# [PROVIDED RECORDS]
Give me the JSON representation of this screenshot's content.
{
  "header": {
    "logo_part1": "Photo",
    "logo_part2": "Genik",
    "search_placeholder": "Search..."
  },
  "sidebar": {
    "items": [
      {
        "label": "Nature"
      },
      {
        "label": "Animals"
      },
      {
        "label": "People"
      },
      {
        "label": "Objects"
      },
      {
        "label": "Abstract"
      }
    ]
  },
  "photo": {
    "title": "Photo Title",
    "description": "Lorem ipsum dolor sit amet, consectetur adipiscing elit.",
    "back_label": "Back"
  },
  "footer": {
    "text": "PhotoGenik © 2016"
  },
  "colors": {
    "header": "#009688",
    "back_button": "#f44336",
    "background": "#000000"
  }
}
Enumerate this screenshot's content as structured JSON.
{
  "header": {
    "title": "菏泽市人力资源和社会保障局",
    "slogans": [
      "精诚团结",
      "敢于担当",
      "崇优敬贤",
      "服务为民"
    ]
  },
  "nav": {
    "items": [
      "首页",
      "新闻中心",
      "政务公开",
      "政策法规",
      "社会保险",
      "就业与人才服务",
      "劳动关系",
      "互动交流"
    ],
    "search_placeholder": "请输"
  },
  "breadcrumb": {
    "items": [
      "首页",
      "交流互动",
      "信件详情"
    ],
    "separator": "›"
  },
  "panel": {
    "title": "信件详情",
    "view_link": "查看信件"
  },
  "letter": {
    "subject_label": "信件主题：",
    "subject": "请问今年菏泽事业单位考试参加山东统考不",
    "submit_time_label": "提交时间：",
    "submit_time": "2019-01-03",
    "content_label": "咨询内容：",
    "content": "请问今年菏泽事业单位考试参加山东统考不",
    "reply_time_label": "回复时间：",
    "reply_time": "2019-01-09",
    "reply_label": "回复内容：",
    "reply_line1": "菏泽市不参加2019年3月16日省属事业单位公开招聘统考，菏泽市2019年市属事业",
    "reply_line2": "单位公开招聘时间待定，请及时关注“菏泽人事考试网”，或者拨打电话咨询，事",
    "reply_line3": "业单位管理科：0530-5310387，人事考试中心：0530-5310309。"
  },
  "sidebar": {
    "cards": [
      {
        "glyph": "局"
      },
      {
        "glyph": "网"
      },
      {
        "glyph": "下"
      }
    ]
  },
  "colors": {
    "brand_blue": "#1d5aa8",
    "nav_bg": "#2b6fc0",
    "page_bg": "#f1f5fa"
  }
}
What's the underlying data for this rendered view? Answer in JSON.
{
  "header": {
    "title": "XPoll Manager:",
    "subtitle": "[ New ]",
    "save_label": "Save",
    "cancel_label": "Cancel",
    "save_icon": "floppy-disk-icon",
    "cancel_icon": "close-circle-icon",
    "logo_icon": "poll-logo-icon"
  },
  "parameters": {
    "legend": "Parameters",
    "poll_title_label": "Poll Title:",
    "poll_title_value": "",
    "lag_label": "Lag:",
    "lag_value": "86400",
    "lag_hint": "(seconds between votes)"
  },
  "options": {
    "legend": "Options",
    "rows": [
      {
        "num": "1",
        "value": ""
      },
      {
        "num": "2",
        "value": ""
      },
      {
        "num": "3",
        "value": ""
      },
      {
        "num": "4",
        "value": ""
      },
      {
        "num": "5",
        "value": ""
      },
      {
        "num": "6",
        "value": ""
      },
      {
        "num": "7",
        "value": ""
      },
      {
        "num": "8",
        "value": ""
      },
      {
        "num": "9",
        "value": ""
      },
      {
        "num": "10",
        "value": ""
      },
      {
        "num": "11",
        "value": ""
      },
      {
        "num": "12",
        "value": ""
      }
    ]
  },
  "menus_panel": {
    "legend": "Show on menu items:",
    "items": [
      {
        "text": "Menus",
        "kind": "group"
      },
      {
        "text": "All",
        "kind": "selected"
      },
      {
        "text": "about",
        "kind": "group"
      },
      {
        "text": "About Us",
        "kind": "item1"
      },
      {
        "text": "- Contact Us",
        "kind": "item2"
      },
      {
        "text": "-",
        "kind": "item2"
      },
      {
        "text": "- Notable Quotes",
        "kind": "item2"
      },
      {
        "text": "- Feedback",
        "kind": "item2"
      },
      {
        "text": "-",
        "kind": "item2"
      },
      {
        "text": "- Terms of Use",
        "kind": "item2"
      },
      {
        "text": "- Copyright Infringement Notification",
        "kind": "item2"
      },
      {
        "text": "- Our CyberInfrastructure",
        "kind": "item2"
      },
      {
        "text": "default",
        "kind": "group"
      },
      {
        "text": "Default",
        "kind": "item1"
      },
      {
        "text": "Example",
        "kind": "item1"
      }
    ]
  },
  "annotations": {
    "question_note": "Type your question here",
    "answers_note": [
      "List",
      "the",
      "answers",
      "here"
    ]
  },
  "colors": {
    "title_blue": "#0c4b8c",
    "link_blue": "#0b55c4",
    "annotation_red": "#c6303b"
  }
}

# [GIVEN PROBLEM]
Write the data out again in full and exactly.

# [THE COMPLETED TASK]
Give me the JSON representation of this screenshot's content.
{
  "header": {
    "logo_part1": "Photo",
    "logo_part2": "Genik",
    "search_placeholder": "Search..."
  },
  "sidebar": {
    "items": [
      {
        "label": "Nature"
      },
      {
        "label": "Animals"
      },
      {
        "label": "People"
      },
      {
        "label": "Objects"
      },
      {
        "label": "Abstract"
      }
    ]
  },
  "photo": {
    "title": "Photo Title",
    "description": "Lorem ipsum dolor sit amet, consectetur adipiscing elit.",
    "back_label": "Back"
  },
  "footer": {
    "text": "PhotoGenik © 2016"
  },
  "colors": {
    "header": "#009688",
    "back_button": "#f44336",
    "background": "#000000"
  }
}
Enumerate this screenshot's content as structured JSON.
{
  "header": {
    "title": "菏泽市人力资源和社会保障局",
    "slogans": [
      "精诚团结",
      "敢于担当",
      "崇优敬贤",
      "服务为民"
    ]
  },
  "nav": {
    "items": [
      "首页",
      "新闻中心",
      "政务公开",
      "政策法规",
      "社会保险",
      "就业与人才服务",
      "劳动关系",
      "互动交流"
    ],
    "search_placeholder": "请输"
  },
  "breadcrumb": {
    "items": [
      "首页",
      "交流互动",
      "信件详情"
    ],
    "separator": "›"
  },
  "panel": {
    "title": "信件详情",
    "view_link": "查看信件"
  },
  "letter": {
    "subject_label": "信件主题：",
    "subject": "请问今年菏泽事业单位考试参加山东统考不",
    "submit_time_label": "提交时间：",
    "submit_time": "2019-01-03",
    "content_label": "咨询内容：",
    "content": "请问今年菏泽事业单位考试参加山东统考不",
    "reply_time_label": "回复时间：",
    "reply_time": "2019-01-09",
    "reply_label": "回复内容：",
    "reply_line1": "菏泽市不参加2019年3月16日省属事业单位公开招聘统考，菏泽市2019年市属事业",
    "reply_line2": "单位公开招聘时间待定，请及时关注“菏泽人事考试网”，或者拨打电话咨询，事",
    "reply_line3": "业单位管理科：0530-5310387，人事考试中心：0530-5310309。"
  },
  "sidebar": {
    "cards": [
      {
        "glyph": "局"
      },
      {
        "glyph": "网"
      },
      {
        "glyph": "下"
      }
    ]
  },
  "colors": {
    "brand_blue": "#1d5aa8",
    "nav_bg": "#2b6fc0",
    "page_bg": "#f1f5fa"
  }
}
What's the underlying data for this rendered view? Answer in JSON.
{
  "header": {
    "title": "XPoll Manager:",
    "subtitle": "[ New ]",
    "save_label": "Save",
    "cancel_label": "Cancel",
    "save_icon": "floppy-disk-icon",
    "cancel_icon": "close-circle-icon",
    "logo_icon": "poll-logo-icon"
  },
  "parameters": {
    "legend": "Parameters",
    "poll_title_label": "Poll Title:",
    "poll_title_value": "",
    "lag_label": "Lag:",
    "lag_value": "86400",
    "lag_hint": "(seconds between votes)"
  },
  "options": {
    "legend": "Options",
    "rows": [
      {
        "num": "1",
        "value": ""
      },
      {
        "num": "2",
        "value": ""
      },
      {
        "num": "3",
        "value": ""
      },
      {
        "num": "4",
        "value": ""
      },
      {
        "num": "5",
        "value": ""
      },
      {
        "num": "6",
        "value": ""
      },
      {
        "num": "7",
        "value": ""
      },
      {
        "num": "8",
        "value": ""
      },
      {
        "num": "9",
        "value": ""
      },
      {
        "num": "10",
        "value": ""
      },
      {
        "num": "11",
        "value": ""
      },
      {
        "num": "12",
        "value": ""
      }
    ]
  },
  "menus_panel": {
    "legend": "Show on menu items:",
    "items": [
      {
        "text": "Menus",
        "kind": "group"
      },
      {
        "text": "All",
        "kind": "selected"
      },
      {
        "text": "about",
        "kind": "group"
      },
      {
        "text": "About Us",
        "kind": "item1"
      },
      {
        "text": "- Contact Us",
        "kind": "item2"
      },
      {
        "text": "-",
        "kind": "item2"
      },
      {
        "text": "- Notable Quotes",
        "kind": "item2"
      },
      {
        "text": "- Feedback",
        "kind": "item2"
      },
      {
        "text": "-",
        "kind": "item2"
      },
      {
        "text": "- Terms of Use",
        "kind": "item2"
      },
      {
        "text": "- Copyright Infringement Notification",
        "kind": "item2"
      },
      {
        "text": "- Our CyberInfrastructure",
        "kind": "item2"
      },
      {
        "text": "default",
        "kind": "group"
      },
      {
        "text": "Default",
        "kind": "item1"
      },
      {
        "text": "Example",
        "kind": "item1"
      }
    ]
  },
  "annotations": {
    "question_note": "Type your question here",
    "answers_note": [
      "List",
      "the",
      "answers",
      "here"
    ]
  },
  "colors": {
    "title_blue": "#0c4b8c",
    "link_blue": "#0b55c4",
    "annotation_red": "#c6303b"
  }
}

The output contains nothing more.